(Dataset items)
== == ==

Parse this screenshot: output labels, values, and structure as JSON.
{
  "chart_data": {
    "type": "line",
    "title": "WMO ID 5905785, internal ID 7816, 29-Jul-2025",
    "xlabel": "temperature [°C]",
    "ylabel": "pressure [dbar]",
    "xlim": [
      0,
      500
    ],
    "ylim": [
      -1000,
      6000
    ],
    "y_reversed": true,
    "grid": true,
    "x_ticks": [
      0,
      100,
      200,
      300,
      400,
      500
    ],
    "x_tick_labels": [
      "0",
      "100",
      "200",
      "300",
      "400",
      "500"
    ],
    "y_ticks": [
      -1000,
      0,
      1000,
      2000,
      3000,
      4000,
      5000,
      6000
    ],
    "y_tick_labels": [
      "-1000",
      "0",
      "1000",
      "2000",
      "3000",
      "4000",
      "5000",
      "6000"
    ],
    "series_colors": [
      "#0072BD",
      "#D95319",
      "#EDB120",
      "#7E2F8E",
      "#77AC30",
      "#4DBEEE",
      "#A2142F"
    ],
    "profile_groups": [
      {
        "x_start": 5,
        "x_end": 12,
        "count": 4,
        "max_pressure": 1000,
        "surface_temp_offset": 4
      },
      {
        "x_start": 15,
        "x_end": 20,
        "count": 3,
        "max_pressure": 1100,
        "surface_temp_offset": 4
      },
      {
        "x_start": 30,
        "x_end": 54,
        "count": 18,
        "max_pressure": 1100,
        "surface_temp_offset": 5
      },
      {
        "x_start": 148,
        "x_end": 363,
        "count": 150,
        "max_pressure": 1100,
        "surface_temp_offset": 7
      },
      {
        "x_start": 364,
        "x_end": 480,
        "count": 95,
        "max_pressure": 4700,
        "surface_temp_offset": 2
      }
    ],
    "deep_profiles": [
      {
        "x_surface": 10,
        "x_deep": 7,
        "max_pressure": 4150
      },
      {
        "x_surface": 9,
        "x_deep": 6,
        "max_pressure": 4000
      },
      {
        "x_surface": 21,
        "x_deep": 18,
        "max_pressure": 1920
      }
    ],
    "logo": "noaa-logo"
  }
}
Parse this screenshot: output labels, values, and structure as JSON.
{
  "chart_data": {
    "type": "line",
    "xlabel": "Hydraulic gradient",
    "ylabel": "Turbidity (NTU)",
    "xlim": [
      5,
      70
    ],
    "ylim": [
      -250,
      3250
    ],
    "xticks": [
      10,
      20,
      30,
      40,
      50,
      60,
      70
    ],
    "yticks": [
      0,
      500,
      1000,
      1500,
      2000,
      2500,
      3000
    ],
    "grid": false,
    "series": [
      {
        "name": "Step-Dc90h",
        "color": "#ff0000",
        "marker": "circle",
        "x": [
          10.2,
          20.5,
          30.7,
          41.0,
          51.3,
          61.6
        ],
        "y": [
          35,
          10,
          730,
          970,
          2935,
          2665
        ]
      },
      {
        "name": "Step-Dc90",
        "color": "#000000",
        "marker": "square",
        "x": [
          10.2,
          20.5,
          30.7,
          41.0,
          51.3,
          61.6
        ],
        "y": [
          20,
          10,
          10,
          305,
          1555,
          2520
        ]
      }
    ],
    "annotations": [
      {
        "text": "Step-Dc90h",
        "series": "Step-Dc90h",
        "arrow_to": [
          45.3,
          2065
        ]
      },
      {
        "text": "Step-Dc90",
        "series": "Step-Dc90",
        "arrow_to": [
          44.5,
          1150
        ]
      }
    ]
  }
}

== == ==

Copy out the whole listing, exactly as written.

Parse this screenshot: output labels, values, and structure as JSON.
{
  "chart_data": {
    "type": "line",
    "title": "WMO ID 5905785, internal ID 7816, 29-Jul-2025",
    "xlabel": "temperature [°C]",
    "ylabel": "pressure [dbar]",
    "xlim": [
      0,
      500
    ],
    "ylim": [
      -1000,
      6000
    ],
    "y_reversed": true,
    "grid": true,
    "x_ticks": [
      0,
      100,
      200,
      300,
      400,
      500
    ],
    "x_tick_labels": [
      "0",
      "100",
      "200",
      "300",
      "400",
      "500"
    ],
    "y_ticks": [
      -1000,
      0,
      1000,
      2000,
      3000,
      4000,
      5000,
      6000
    ],
    "y_tick_labels": [
      "-1000",
      "0",
      "1000",
      "2000",
      "3000",
      "4000",
      "5000",
      "6000"
    ],
    "series_colors": [
      "#0072BD",
      "#D95319",
      "#EDB120",
      "#7E2F8E",
      "#77AC30",
      "#4DBEEE",
      "#A2142F"
    ],
    "profile_groups": [
      {
        "x_start": 5,
        "x_end": 12,
        "count": 4,
        "max_pressure": 1000,
        "surface_temp_offset": 4
      },
      {
        "x_start": 15,
        "x_end": 20,
        "count": 3,
        "max_pressure": 1100,
        "surface_temp_offset": 4
      },
      {
        "x_start": 30,
        "x_end": 54,
        "count": 18,
        "max_pressure": 1100,
        "surface_temp_offset": 5
      },
      {
        "x_start": 148,
        "x_end": 363,
        "count": 150,
        "max_pressure": 1100,
        "surface_temp_offset": 7
      },
      {
        "x_start": 364,
        "x_end": 480,
        "count": 95,
        "max_pressure": 4700,
        "surface_temp_offset": 2
      }
    ],
    "deep_profiles": [
      {
        "x_surface": 10,
        "x_deep": 7,
        "max_pressure": 4150
      },
      {
        "x_surface": 9,
        "x_deep": 6,
        "max_pressure": 4000
      },
      {
        "x_surface": 21,
        "x_deep": 18,
        "max_pressure": 1920
      }
    ],
    "logo": "noaa-logo"
  }
}
Parse this screenshot: output labels, values, and structure as JSON.
{
  "chart_data": {
    "type": "line",
    "xlabel": "Hydraulic gradient",
    "ylabel": "Turbidity (NTU)",
    "xlim": [
      5,
      70
    ],
    "ylim": [
      -250,
      3250
    ],
    "xticks": [
      10,
      20,
      30,
      40,
      50,
      60,
      70
    ],
    "yticks": [
      0,
      500,
      1000,
      1500,
      2000,
      2500,
      3000
    ],
    "grid": false,
    "series": [
      {
        "name": "Step-Dc90h",
        "color": "#ff0000",
        "marker": "circle",
        "x": [
          10.2,
          20.5,
          30.7,
          41.0,
          51.3,
          61.6
        ],
        "y": [
          35,
          10,
          730,
          970,
          2935,
          2665
        ]
      },
      {
        "name": "Step-Dc90",
        "color": "#000000",
        "marker": "square",
        "x": [
          10.2,
          20.5,
          30.7,
          41.0,
          51.3,
          61.6
        ],
        "y": [
          20,
          10,
          10,
          305,
          1555,
          2520
        ]
      }
    ],
    "annotations": [
      {
        "text": "Step-Dc90h",
        "series": "Step-Dc90h",
        "arrow_to": [
          45.3,
          2065
        ]
      },
      {
        "text": "Step-Dc90",
        "series": "Step-Dc90",
        "arrow_to": [
          44.5,
          1150
        ]
      }
    ]
  }
}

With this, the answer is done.